Dataset entries on figures

---+---

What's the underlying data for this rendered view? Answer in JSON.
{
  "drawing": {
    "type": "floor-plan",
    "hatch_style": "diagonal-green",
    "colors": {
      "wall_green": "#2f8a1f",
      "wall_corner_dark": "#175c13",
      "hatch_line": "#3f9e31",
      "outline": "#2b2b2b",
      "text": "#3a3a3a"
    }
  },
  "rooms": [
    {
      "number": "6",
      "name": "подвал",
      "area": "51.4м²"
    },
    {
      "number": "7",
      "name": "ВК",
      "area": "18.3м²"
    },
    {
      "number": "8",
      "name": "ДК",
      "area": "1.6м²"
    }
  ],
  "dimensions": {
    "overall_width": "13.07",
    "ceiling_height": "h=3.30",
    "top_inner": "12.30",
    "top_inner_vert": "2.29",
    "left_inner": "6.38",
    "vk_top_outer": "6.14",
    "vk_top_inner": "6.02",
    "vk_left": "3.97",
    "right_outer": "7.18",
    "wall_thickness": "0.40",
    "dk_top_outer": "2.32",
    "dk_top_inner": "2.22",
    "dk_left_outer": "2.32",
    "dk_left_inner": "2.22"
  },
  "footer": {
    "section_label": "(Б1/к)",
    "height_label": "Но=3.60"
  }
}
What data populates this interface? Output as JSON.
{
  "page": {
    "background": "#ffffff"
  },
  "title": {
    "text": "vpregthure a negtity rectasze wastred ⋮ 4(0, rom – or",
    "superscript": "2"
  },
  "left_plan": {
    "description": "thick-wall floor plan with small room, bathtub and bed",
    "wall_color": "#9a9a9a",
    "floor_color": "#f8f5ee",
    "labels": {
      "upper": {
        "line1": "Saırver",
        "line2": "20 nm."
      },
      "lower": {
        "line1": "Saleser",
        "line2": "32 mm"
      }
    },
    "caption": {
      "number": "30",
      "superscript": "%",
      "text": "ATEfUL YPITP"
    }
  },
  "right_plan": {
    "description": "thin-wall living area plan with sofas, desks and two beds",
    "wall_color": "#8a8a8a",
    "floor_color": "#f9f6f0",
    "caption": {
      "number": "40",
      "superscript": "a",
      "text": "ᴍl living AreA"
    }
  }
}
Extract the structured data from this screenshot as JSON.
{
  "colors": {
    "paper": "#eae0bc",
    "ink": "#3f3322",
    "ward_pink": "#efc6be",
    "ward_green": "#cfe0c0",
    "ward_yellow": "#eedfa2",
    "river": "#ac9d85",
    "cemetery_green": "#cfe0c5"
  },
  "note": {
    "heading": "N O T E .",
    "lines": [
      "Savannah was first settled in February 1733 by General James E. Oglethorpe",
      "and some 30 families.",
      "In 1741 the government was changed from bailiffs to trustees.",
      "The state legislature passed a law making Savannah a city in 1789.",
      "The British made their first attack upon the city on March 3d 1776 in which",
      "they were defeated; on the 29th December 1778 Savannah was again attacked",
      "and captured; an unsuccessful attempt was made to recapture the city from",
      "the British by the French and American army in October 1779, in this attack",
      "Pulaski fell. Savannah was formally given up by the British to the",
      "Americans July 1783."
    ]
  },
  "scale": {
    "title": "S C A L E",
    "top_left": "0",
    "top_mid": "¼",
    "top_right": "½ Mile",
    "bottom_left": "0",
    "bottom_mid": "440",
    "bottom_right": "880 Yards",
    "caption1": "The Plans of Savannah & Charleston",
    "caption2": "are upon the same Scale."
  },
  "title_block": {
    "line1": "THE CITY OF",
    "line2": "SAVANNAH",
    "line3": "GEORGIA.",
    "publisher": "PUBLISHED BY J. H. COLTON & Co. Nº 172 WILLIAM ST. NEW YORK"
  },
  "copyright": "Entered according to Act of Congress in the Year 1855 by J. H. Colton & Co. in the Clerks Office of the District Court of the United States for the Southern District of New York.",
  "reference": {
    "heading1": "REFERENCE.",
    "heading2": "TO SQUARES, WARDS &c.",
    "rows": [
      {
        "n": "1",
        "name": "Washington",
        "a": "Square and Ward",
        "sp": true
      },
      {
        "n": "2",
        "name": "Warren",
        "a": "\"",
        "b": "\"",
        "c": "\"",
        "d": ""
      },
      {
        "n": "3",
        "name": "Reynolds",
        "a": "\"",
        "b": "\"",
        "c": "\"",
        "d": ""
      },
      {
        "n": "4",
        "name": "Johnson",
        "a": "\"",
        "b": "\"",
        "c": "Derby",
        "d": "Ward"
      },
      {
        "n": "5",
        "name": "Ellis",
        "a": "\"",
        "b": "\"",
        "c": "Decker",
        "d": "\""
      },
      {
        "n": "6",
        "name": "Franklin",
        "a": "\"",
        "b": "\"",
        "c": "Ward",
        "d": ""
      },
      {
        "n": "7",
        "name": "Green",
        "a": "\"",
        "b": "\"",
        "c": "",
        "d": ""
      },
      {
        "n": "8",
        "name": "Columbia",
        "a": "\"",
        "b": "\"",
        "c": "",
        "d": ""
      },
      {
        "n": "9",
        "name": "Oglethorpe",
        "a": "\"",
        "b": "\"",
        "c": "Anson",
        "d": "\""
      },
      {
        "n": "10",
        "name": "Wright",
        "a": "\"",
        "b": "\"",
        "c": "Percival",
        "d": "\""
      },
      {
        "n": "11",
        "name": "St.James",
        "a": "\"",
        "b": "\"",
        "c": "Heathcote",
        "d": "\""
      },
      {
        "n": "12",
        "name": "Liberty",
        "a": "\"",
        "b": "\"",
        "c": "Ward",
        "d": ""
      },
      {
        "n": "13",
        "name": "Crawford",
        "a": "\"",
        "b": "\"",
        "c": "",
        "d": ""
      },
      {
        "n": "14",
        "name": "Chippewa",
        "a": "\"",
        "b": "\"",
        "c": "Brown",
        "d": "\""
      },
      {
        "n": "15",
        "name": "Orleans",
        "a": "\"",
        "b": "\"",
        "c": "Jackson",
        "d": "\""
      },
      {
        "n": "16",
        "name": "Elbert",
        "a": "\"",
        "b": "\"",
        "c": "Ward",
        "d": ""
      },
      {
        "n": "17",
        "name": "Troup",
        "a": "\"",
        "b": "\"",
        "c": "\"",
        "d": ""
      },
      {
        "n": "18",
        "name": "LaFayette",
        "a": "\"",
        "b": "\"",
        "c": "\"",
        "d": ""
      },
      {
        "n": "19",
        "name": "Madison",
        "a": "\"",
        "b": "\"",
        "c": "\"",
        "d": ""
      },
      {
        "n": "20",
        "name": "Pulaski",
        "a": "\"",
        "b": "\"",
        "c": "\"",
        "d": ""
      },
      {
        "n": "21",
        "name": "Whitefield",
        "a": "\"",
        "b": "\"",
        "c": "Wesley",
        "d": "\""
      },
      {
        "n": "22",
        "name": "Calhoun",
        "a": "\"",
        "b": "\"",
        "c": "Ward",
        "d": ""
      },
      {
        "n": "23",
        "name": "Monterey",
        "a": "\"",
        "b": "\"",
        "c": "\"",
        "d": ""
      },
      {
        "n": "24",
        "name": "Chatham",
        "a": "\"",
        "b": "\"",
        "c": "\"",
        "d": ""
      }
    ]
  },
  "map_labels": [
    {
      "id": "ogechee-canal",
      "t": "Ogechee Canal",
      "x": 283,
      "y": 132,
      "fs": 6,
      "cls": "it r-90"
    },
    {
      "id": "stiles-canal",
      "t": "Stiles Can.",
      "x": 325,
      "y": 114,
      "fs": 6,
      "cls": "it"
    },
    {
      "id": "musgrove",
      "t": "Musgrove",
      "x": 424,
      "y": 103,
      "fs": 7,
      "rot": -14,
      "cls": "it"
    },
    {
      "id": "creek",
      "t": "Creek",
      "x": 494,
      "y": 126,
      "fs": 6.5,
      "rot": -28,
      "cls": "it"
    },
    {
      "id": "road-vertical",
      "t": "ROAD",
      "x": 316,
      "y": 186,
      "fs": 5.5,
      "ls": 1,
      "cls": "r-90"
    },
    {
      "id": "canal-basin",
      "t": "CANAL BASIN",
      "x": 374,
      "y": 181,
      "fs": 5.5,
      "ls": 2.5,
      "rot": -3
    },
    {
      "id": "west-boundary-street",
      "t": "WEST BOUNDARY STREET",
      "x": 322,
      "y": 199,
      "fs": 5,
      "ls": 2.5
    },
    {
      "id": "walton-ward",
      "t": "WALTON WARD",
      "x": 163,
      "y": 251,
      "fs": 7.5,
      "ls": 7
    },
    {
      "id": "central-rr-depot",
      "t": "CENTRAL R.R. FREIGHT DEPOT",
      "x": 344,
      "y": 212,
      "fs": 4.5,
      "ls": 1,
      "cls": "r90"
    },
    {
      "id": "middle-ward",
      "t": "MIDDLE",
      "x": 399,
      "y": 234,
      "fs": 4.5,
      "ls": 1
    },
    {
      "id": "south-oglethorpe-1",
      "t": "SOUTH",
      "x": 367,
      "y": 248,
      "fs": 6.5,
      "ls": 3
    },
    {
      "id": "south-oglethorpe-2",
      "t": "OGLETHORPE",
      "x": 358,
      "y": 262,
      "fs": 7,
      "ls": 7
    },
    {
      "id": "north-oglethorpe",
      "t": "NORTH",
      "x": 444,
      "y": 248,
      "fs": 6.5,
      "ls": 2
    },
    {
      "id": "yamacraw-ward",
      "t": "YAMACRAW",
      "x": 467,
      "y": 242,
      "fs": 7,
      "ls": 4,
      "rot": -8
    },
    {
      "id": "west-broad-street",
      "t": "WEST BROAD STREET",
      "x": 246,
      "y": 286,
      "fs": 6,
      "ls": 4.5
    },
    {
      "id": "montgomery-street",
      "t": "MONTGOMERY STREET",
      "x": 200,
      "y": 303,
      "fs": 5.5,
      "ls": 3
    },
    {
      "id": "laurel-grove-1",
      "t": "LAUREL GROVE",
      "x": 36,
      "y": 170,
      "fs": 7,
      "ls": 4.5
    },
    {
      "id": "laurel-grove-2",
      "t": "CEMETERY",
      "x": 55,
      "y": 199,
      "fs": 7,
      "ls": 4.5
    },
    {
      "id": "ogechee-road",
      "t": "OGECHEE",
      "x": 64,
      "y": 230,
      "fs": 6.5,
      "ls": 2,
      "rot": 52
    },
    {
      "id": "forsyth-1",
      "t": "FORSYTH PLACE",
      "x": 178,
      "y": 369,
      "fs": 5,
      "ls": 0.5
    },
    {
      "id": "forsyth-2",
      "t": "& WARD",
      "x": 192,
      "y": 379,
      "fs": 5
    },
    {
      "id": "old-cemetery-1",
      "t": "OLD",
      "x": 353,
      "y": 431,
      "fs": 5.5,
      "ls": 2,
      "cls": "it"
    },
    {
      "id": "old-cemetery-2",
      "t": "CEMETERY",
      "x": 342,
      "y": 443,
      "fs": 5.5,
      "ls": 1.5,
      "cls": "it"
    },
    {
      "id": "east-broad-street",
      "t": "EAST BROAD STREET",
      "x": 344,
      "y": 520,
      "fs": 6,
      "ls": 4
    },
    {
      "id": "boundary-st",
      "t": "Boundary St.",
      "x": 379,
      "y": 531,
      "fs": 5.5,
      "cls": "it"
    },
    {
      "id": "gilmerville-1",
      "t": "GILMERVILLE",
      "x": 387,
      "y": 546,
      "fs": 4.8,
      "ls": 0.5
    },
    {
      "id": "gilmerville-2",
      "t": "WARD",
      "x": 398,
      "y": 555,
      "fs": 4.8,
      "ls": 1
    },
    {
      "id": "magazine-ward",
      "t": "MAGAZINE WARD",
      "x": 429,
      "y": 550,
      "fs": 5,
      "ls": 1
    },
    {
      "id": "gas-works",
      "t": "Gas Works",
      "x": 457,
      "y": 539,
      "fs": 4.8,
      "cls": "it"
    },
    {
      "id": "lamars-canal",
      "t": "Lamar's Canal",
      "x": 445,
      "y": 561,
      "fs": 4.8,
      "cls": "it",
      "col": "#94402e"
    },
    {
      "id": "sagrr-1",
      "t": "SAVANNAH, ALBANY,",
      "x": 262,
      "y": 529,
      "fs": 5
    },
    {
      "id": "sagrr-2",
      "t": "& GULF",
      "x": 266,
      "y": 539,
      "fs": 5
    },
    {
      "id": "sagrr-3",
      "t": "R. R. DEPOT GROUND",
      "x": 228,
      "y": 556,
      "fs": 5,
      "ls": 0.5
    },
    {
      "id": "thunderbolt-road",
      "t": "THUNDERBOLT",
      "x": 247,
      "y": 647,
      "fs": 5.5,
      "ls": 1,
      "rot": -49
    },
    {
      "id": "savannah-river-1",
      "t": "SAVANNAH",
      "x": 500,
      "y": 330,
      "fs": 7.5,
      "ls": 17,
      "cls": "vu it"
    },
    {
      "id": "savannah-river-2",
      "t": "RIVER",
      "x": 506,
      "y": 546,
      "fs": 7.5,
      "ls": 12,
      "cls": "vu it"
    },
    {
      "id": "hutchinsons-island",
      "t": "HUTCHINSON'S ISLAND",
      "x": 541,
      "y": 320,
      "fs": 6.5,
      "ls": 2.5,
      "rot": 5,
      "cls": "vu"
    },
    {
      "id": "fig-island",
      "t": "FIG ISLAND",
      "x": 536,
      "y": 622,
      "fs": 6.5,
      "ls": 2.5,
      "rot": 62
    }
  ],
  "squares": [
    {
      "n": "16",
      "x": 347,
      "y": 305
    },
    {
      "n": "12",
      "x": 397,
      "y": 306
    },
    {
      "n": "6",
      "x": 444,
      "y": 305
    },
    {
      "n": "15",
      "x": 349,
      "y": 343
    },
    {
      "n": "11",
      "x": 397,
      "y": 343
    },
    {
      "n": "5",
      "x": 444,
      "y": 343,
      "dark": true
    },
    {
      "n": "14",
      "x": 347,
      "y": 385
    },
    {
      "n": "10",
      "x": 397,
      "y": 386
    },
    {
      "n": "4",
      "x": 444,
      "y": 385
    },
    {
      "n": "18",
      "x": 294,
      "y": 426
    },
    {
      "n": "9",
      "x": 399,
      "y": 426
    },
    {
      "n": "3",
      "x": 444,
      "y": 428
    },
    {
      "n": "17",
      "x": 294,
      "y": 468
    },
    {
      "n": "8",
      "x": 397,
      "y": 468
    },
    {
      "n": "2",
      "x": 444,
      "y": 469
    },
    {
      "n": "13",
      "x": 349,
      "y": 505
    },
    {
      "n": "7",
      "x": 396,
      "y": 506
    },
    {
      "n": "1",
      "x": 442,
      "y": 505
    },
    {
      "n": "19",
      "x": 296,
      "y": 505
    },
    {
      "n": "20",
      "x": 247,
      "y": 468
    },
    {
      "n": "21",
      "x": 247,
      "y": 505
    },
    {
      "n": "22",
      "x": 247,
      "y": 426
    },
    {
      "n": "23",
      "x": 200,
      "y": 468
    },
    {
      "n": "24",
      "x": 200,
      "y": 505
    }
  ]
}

---+---

_Exercise directions_: From the data, collect all lines where the string "with" appears.

_Solved exercise_:
    "description": "thick-wall floor plan with small room, bathtub and bed",
    "description": "thin-wall living area plan with sofas, desks and two beds",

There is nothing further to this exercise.